Saved entries:
----

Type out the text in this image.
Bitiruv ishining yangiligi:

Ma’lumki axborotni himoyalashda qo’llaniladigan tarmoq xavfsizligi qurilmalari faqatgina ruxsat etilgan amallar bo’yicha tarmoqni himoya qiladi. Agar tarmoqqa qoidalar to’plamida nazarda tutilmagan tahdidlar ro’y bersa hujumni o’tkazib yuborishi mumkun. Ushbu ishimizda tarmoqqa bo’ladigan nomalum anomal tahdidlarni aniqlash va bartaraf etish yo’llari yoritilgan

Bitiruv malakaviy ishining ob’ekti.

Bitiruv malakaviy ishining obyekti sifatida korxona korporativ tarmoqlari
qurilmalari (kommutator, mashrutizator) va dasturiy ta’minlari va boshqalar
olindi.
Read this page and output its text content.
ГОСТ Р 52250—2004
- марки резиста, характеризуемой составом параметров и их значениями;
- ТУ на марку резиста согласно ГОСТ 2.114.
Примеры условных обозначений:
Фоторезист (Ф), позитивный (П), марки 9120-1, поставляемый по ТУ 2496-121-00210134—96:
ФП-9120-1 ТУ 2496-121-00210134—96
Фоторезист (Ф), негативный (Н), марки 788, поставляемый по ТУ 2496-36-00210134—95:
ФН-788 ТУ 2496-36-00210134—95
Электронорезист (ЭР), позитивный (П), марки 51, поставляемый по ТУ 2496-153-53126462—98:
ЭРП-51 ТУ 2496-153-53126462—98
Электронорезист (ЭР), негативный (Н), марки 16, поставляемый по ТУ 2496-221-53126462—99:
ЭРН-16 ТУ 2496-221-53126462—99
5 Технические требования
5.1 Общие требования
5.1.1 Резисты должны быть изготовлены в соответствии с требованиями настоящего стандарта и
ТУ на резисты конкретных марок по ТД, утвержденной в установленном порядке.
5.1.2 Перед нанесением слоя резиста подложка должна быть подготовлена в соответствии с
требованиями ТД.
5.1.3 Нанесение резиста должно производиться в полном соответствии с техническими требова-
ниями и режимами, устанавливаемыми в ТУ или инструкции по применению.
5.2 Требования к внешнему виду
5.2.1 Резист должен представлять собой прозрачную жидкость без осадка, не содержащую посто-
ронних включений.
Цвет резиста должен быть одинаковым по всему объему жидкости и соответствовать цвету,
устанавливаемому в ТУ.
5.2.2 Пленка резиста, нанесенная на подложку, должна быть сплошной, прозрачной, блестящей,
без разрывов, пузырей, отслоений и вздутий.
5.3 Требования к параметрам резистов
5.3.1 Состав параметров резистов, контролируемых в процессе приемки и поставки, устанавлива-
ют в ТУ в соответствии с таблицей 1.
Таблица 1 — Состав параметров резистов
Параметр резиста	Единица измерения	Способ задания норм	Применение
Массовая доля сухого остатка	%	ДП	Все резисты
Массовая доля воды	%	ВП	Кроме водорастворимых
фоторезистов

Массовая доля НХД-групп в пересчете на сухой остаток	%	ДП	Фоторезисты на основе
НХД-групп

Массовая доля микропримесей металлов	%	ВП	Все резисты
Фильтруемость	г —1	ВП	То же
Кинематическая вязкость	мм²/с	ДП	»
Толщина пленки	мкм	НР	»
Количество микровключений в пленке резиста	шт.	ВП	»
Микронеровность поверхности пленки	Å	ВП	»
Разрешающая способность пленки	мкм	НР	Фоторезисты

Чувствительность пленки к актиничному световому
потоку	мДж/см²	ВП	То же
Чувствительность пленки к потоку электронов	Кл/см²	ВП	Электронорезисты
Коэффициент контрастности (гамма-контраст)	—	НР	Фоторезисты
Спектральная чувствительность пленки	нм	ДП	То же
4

----

What to produce:
Look through the data above. Each line containing the word "text" needs to be copied.

Full response:
Type out the text in this image.
Read this page and output its text content.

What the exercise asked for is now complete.